Study text:

After installing Service Pack 1 for SharePoint 2013, you may have noticed some new configuration options in Central Administration: Configure Yammer and Configure OneDrive and Sites Links.
Thinking that there may have been some real integration between your on-premise SharePoint 2013 environment, you may have activated Yammer and configured the OneDrive and Sites links. After which, if you we’re like me, you we’re sadly disappointed. The first thing you will have noticed is that the suite bar links have been changed to include Yammer and OneDrive.
When you click on Yammer you are simply redirected to the cloud service. If you navigate to your My Site host (which you now have to do manually as there is no suite bar link for it), you’ll notice you still have an activity feed, but no post box to add any microblogs, etc.
Clicking OneDrive from the suite links bar now simply redirects you to your My Site on Office 365. You can, manually, still navigate to your on-premise My Site if desired.
Enabling the Yammer and Office 365 OneDrive integration gives you:
- Updated suite bar links to redirect users to Yammer and Office 365
- Removal of the post box on the Newsfeed page
- Removal of the suite bar links to take you to the on-premise My Site content
It does not give you any actual social integration with your on-premise environment and the cloud-base services. None of your on-premise activity is displayed in Yammer, none of your Yammer content is displayed on-premise, and there is no interactions between your on-premise My Site content and the Office 365 My Site content.
Looking for a social solution that actually integrates with SharePoint? Check out Sitrion Social (formerly NewsGator Social Sites): http://www.sitrion.com.
Do you have faith that Microsoft’s ‘Office Graph’ and ‘Oslo’ will provide better integration? Or at least that Yammer + Office 365 + SharePoint integration is a long journey?

Exercise directions:
Answer these questions from the SharePoint text:
1. Which two new configuration options appear in Central Administration after installing Service Pack 1 for SharePoint 2013?
2. Where does clicking OneDrive in the suite bar now send you?
3. What was Sitrion Social formerly called?
The rows are separate material with no connection to the SharePoint text.

Records shown:

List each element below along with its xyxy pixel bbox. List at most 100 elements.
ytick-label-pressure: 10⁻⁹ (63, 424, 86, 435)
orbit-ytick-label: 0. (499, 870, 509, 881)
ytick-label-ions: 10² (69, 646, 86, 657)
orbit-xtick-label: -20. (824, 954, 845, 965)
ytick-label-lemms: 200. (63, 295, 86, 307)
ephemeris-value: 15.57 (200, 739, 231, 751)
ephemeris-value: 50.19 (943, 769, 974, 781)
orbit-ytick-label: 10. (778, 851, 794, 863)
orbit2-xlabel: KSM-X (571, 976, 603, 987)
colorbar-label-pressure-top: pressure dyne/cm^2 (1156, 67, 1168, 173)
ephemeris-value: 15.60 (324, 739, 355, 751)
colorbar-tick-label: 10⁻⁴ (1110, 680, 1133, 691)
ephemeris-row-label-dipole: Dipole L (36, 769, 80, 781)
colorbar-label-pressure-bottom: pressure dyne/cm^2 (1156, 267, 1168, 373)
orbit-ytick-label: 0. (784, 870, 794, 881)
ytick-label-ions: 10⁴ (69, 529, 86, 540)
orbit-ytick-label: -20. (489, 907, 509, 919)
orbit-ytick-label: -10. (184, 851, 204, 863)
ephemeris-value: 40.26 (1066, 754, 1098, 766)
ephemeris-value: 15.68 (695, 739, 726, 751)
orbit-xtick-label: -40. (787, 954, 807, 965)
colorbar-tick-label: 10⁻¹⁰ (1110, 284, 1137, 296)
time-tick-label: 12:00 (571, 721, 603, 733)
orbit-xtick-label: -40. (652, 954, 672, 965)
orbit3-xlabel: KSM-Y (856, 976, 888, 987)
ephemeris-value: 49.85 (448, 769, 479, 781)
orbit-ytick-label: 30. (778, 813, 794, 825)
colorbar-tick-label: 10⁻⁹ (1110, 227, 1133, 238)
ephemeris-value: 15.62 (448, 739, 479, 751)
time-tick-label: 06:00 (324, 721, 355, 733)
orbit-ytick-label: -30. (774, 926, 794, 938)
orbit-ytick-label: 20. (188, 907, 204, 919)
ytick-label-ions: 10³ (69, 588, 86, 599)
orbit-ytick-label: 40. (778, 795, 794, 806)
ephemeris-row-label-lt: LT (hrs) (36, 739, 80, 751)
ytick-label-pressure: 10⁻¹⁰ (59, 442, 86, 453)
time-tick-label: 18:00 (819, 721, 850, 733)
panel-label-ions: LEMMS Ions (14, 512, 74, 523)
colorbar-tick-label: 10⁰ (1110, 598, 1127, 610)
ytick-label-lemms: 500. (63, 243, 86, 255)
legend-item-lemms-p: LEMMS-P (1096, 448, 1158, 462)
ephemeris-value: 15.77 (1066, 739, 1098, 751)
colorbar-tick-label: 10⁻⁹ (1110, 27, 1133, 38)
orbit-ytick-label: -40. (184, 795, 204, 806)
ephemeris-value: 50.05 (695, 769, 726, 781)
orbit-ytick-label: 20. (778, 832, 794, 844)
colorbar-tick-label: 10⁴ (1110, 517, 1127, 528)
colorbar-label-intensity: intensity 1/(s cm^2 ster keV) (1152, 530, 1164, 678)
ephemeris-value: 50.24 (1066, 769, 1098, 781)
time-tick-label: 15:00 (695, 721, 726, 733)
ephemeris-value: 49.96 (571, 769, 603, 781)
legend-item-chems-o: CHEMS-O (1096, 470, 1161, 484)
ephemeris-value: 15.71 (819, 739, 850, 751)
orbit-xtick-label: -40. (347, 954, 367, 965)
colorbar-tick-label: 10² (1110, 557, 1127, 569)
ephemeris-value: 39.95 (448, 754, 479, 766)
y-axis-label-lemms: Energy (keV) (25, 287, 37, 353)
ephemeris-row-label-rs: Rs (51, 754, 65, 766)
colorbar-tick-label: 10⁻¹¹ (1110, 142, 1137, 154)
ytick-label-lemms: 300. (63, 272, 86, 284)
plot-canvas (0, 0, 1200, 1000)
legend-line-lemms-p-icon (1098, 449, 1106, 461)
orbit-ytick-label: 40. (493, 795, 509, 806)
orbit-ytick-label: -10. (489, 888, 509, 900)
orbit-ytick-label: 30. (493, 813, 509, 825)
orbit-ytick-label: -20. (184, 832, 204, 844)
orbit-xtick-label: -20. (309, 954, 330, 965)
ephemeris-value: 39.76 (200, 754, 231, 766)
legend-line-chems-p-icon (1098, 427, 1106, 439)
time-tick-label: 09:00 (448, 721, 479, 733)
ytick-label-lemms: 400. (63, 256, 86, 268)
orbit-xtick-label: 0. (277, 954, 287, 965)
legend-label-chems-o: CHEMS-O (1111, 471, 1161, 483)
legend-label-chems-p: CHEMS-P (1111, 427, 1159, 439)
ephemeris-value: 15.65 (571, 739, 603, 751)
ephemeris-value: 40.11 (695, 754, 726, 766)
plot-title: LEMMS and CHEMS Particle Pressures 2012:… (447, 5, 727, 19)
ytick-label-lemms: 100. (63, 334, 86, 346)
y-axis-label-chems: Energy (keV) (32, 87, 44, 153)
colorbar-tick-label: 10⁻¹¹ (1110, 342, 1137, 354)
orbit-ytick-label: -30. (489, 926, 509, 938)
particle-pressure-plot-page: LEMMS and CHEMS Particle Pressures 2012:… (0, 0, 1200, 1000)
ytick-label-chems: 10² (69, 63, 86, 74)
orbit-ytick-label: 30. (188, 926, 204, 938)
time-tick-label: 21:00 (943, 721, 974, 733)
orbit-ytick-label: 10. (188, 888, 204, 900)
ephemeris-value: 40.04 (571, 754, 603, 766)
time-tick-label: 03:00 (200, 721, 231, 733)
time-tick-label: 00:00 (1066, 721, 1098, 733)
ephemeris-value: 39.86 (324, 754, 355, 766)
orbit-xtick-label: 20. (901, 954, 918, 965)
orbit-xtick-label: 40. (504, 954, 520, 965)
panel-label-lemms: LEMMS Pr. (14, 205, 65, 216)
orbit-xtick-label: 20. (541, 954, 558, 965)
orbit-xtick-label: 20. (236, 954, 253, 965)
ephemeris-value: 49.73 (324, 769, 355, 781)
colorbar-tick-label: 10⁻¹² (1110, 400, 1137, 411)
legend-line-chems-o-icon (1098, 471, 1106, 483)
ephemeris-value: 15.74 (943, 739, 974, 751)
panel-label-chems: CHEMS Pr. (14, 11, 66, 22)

Answer area:
1. Configure Yammer and Configure OneDrive and Sites Links.
2. To your My Site on Office 365.
3. NewsGator Social Sites.